- _PROMPT_: Review the listing and copy each line that holds the word "TAILSTOCK".

- _Recorded data_:
— Start —

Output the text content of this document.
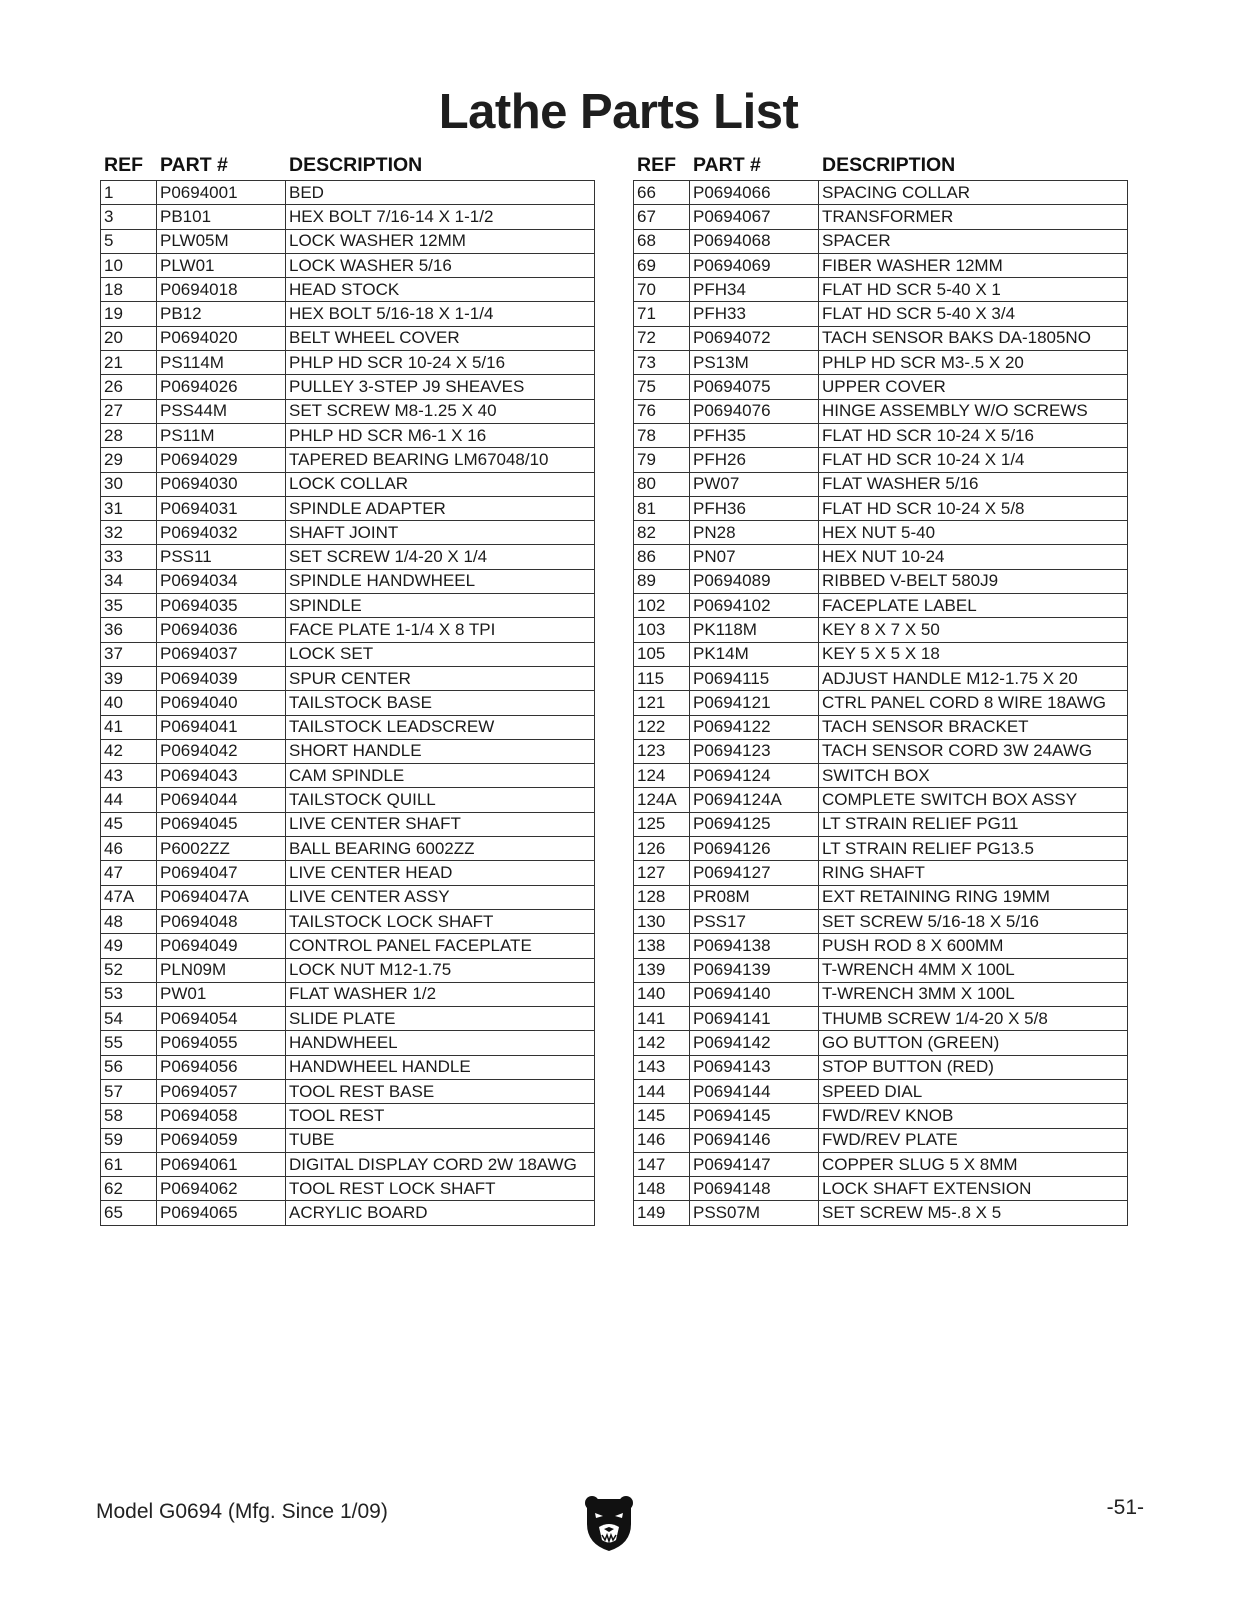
Lathe Parts List
REF PART #	DESCRIPTION
1	P0694001	BED
3	PB101	HEX BOLT 7/16-14 X 1-1/2
5	PLW05M	LOCK WASHER 12MM
10	PLW01	LOCK WASHER 5/16
18	P0694018	HEAD STOCK
19	PB12	HEX BOLT 5/16-18 X 1-1/4
20	P0694020	BELT WHEEL COVER
21	PS114M	PHLP HD SCR 10-24 X 5/16
26	P0694026	PULLEY 3-STEP J9 SHEAVES
27	PSS44M	SET SCREW M8-1.25 X 40
28	PS11M	PHLP HD SCR M6-1 X 16
29	P0694029	TAPERED BEARING LM67048/10
30	P0694030	LOCK COLLAR
31	P0694031	SPINDLE ADAPTER
32	P0694032	SHAFT JOINT
33	PSS11	SET SCREW 1/4-20 X 1/4
34	P0694034	SPINDLE HANDWHEEL
35	P0694035	SPINDLE
36	P0694036	FACE PLATE 1-1/4 X 8 TPI
37	P0694037	LOCK SET
39	P0694039	SPUR CENTER
40	P0694040	TAILSTOCK BASE
41	P0694041	TAILSTOCK LEADSCREW
42	P0694042	SHORT HANDLE
43	P0694043	CAM SPINDLE
44	P0694044	TAILSTOCK QUILL
45	P0694045	LIVE CENTER SHAFT
46	P6002ZZ	BALL BEARING 6002ZZ
47	P0694047	LIVE CENTER HEAD
47A	P0694047A	LIVE CENTER ASSY
48	P0694048	TAILSTOCK LOCK SHAFT
49	P0694049	CONTROL PANEL FACEPLATE
52	PLN09M	LOCK NUT M12-1.75
53	PW01	FLAT WASHER 1/2
54	P0694054	SLIDE PLATE
55	P0694055	HANDWHEEL
56	P0694056	HANDWHEEL HANDLE
57	P0694057	TOOL REST BASE
58	P0694058	TOOL REST
59	P0694059	TUBE
61	P0694061	DIGITAL DISPLAY CORD 2W 18AWG
62	P0694062	TOOL REST LOCK SHAFT
65	P0694065	ACRYLIC BOARD
REF PART #	DESCRIPTION
66	P0694066	SPACING COLLAR
67	P0694067	TRANSFORMER
68	P0694068	SPACER
69	P0694069	FIBER WASHER 12MM
70	PFH34	FLAT HD SCR 5-40 X 1
71	PFH33	FLAT HD SCR 5-40 X 3/4
72	P0694072	TACH SENSOR BAKS DA-1805NO
73	PS13M	PHLP HD SCR M3-.5 X 20
75	P0694075	UPPER COVER
76	P0694076	HINGE ASSEMBLY W/O SCREWS
78	PFH35	FLAT HD SCR 10-24 X 5/16
79	PFH26	FLAT HD SCR 10-24 X 1/4
80	PW07	FLAT WASHER 5/16
81	PFH36	FLAT HD SCR 10-24 X 5/8
82	PN28	HEX NUT 5-40
86	PN07	HEX NUT 10-24
89	P0694089	RIBBED V-BELT 580J9
102	P0694102	FACEPLATE LABEL
103	PK118M	KEY 8 X 7 X 50
105	PK14M	KEY 5 X 5 X 18
115	P0694115	ADJUST HANDLE M12-1.75 X 20
121	P0694121	CTRL PANEL CORD 8 WIRE 18AWG
122	P0694122	TACH SENSOR BRACKET
123	P0694123	TACH SENSOR CORD 3W 24AWG
124	P0694124	SWITCH BOX
124A	P0694124A	COMPLETE SWITCH BOX ASSY
125	P0694125	LT STRAIN RELIEF PG11
126	P0694126	LT STRAIN RELIEF PG13.5
127	P0694127	RING SHAFT
128	PR08M	EXT RETAINING RING 19MM
130	PSS17	SET SCREW 5/16-18 X 5/16
138	P0694138	PUSH ROD 8 X 600MM
139	P0694139	T-WRENCH 4MM X 100L
140	P0694140	T-WRENCH 3MM X 100L
141	P0694141	THUMB SCREW 1/4-20 X 5/8
142	P0694142	GO BUTTON (GREEN)
143	P0694143	STOP BUTTON (RED)
144	P0694144	SPEED DIAL
145	P0694145	FWD/REV KNOB
146	P0694146	FWD/REV PLATE
147	P0694147	COPPER SLUG 5 X 8MM
148	P0694148	LOCK SHAFT EXTENSION
149	PSS07M	SET SCREW M5-.8 X 5
Model G0694 (Mfg. Since 1/09)	-51-
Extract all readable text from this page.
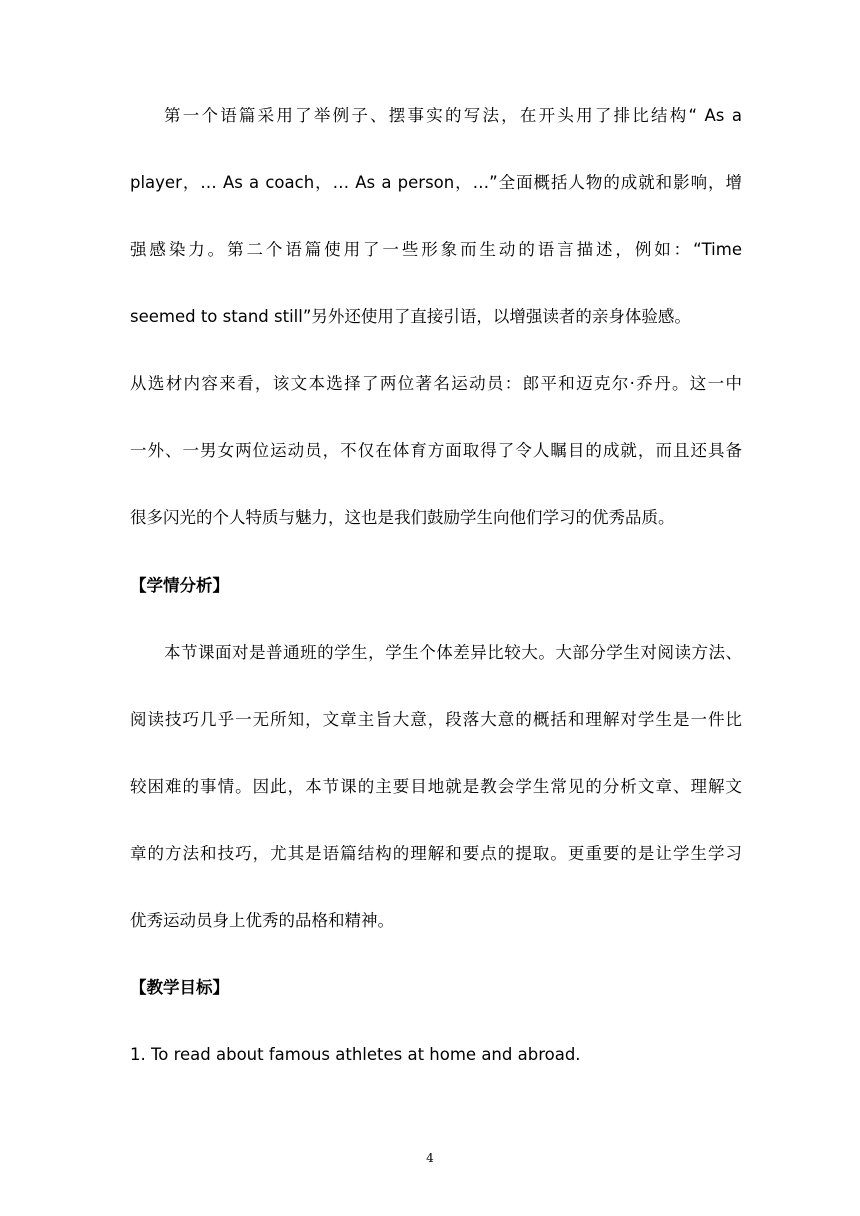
第一个语篇采用了举例子、摆事实的写法，在开头用了排比结构“ As a
player，… As a coach，… As a person，…”全面概括人物的成就和影响，增
强感染力。第二个语篇使用了一些形象而生动的语言描述，例如：“Time
seemed to stand still”另外还使用了直接引语，以增强读者的亲身体验感。
从选材内容来看，该文本选择了两位著名运动员：郎平和迈克尔·乔丹。这一中
一外、一男女两位运动员，不仅在体育方面取得了令人瞩目的成就，而且还具备
很多闪光的个人特质与魅力，这也是我们鼓励学生向他们学习的优秀品质。
【学情分析】
本节课面对是普通班的学生，学生个体差异比较大。大部分学生对阅读方法、
阅读技巧几乎一无所知，文章主旨大意，段落大意的概括和理解对学生是一件比
较困难的事情。因此，本节课的主要目地就是教会学生常见的分析文章、理解文
章的方法和技巧，尤其是语篇结构的理解和要点的提取。更重要的是让学生学习
优秀运动员身上优秀的品格和精神。
【教学目标】
1. To read about famous athletes at home and abroad.
4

— End —

- _RESULT OF THE TASK_:
40	P0694040	TAILSTOCK BASE
41	P0694041	TAILSTOCK LEADSCREW
44	P0694044	TAILSTOCK QUILL
48	P0694048	TAILSTOCK LOCK SHAFT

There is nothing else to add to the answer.